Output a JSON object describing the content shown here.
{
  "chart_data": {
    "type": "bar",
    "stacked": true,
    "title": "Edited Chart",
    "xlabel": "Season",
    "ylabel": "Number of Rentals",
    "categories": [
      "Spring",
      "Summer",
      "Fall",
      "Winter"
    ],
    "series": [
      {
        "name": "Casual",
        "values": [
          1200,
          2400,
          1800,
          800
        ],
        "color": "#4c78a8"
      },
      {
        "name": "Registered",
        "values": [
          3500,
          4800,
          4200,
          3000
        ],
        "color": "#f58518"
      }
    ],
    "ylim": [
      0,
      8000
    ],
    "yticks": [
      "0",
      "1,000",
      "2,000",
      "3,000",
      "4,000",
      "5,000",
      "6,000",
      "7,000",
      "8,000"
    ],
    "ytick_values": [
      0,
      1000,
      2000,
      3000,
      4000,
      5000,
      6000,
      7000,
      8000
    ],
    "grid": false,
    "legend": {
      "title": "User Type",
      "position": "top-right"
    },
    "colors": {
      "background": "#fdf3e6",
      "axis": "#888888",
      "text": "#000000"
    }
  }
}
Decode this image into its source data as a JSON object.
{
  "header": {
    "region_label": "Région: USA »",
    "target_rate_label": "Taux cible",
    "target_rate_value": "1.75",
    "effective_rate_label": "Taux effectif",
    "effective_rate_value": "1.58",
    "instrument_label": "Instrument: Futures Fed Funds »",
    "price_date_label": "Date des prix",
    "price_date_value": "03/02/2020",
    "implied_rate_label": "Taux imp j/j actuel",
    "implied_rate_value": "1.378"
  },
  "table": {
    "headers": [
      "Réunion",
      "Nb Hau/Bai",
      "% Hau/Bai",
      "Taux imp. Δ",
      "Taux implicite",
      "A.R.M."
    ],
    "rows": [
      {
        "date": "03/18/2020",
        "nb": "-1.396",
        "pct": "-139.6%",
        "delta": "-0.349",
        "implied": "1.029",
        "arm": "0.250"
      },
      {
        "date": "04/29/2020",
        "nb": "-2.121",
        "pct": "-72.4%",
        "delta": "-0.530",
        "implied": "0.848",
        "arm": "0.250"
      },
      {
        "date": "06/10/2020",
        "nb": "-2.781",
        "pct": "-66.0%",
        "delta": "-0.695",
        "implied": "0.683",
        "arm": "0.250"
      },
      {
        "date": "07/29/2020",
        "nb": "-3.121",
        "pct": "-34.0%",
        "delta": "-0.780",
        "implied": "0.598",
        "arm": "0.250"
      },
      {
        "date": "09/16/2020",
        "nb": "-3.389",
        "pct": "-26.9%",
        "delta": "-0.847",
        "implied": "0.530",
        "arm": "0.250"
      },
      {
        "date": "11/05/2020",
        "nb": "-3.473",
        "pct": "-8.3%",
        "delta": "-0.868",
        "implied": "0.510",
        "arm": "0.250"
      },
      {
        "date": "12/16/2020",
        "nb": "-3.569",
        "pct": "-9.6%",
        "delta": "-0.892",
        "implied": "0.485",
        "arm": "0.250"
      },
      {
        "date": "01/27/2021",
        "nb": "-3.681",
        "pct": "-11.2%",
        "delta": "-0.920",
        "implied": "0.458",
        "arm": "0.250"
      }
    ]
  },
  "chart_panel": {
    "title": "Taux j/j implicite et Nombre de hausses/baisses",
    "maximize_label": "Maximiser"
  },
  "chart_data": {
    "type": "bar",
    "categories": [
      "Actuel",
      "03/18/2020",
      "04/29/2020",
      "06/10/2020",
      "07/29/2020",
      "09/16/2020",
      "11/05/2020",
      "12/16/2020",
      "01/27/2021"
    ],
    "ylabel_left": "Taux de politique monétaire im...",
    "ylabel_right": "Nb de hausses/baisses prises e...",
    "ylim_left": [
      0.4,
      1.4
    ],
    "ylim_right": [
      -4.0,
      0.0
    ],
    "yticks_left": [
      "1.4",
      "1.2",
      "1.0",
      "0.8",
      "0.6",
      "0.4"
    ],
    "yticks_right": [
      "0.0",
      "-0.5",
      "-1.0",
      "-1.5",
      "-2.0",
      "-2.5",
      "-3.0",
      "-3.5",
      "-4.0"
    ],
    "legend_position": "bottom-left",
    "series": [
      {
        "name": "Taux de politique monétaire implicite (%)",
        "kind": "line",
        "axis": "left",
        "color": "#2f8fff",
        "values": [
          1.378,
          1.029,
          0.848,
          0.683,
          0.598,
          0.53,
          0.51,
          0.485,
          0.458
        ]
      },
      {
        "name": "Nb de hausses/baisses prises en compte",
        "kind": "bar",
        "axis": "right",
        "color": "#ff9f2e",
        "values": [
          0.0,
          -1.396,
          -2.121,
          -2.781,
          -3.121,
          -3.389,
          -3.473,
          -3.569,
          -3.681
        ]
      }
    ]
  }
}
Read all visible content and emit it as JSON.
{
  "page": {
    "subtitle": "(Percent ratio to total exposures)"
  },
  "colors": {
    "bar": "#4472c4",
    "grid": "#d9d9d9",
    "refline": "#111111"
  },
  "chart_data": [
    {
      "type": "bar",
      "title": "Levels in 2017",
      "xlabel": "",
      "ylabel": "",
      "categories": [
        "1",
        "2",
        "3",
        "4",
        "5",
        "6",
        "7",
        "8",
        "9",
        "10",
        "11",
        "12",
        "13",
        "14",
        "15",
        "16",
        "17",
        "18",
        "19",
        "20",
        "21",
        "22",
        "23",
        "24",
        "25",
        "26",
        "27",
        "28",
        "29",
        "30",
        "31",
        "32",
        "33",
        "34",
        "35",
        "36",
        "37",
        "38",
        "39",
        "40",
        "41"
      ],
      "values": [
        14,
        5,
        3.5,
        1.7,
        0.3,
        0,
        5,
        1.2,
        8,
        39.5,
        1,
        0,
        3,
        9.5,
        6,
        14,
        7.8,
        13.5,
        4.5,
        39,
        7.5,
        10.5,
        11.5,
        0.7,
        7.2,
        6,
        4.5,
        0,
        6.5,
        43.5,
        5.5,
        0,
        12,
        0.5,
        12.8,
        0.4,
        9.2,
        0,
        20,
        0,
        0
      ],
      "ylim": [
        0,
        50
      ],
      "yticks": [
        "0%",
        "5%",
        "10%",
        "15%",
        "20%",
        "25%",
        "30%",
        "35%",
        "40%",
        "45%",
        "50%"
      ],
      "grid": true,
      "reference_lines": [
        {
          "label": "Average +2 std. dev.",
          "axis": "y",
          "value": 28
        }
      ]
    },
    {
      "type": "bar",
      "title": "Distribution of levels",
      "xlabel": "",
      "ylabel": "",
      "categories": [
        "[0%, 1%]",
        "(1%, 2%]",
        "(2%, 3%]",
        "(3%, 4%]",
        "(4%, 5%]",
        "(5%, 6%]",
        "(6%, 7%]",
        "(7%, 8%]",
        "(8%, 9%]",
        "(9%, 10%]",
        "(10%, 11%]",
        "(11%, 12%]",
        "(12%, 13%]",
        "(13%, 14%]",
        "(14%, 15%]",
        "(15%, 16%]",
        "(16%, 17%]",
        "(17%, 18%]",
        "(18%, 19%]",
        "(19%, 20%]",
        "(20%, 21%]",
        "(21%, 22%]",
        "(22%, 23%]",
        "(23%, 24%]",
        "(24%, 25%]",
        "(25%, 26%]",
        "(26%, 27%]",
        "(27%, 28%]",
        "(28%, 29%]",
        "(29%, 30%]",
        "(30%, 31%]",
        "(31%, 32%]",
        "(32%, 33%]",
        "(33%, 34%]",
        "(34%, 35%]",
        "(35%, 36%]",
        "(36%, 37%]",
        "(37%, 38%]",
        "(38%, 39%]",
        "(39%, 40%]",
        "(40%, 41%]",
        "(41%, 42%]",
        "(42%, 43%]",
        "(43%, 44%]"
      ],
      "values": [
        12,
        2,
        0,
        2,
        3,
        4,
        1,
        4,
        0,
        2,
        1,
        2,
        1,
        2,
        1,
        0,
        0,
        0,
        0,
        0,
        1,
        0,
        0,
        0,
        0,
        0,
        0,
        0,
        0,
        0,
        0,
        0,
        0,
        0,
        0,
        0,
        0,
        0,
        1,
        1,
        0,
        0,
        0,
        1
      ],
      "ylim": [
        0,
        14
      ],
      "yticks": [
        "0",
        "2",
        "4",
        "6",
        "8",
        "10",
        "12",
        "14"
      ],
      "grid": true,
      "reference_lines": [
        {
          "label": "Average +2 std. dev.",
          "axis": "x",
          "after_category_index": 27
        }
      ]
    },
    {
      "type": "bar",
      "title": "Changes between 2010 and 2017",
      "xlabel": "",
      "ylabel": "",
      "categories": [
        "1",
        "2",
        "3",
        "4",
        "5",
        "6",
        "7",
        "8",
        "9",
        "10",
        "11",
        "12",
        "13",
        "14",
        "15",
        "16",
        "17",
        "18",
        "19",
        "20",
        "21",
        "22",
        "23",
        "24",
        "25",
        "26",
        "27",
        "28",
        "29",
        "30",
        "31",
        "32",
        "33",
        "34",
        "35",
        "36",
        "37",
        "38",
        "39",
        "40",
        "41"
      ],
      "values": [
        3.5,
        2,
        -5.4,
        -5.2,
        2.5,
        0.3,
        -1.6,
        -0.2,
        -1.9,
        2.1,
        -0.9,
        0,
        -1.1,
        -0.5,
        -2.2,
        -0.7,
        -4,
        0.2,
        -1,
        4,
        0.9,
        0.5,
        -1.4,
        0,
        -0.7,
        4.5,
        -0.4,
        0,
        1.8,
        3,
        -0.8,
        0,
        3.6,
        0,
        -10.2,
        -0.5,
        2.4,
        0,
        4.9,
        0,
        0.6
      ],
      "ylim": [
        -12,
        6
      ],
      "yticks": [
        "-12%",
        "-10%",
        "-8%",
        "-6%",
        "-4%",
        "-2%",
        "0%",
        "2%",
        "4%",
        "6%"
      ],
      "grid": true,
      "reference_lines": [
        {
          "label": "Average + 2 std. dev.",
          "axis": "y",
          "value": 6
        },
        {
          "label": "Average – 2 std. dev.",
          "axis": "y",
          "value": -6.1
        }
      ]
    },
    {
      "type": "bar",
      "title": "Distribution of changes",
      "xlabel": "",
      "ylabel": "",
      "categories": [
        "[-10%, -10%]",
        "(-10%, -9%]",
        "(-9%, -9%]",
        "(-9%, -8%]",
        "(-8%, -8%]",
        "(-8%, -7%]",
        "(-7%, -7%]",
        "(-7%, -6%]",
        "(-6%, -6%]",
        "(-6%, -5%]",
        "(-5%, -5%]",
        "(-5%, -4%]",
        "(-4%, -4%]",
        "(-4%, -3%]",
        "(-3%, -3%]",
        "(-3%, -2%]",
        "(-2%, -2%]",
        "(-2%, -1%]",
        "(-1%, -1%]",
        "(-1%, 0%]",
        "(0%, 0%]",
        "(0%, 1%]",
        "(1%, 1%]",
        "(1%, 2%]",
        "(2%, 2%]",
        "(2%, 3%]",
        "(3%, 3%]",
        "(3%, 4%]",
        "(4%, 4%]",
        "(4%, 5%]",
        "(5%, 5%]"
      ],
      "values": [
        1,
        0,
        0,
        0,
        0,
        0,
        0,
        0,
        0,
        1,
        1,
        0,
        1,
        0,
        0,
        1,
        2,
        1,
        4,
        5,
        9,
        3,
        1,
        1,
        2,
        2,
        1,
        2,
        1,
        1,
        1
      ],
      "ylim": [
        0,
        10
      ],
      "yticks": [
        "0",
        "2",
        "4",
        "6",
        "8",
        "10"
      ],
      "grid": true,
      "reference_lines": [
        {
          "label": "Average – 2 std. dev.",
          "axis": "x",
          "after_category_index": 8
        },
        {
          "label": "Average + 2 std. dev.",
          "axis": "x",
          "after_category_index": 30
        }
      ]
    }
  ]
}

########################################

TASK GOAL: Collect each line holding the string "name".

TASK OUTPUT:
        "name": "Casual",
        "name": "Registered",
        "name": "Taux de politique monétaire implicite (%)",
        "name": "Nb de hausses/baisses prises en compte",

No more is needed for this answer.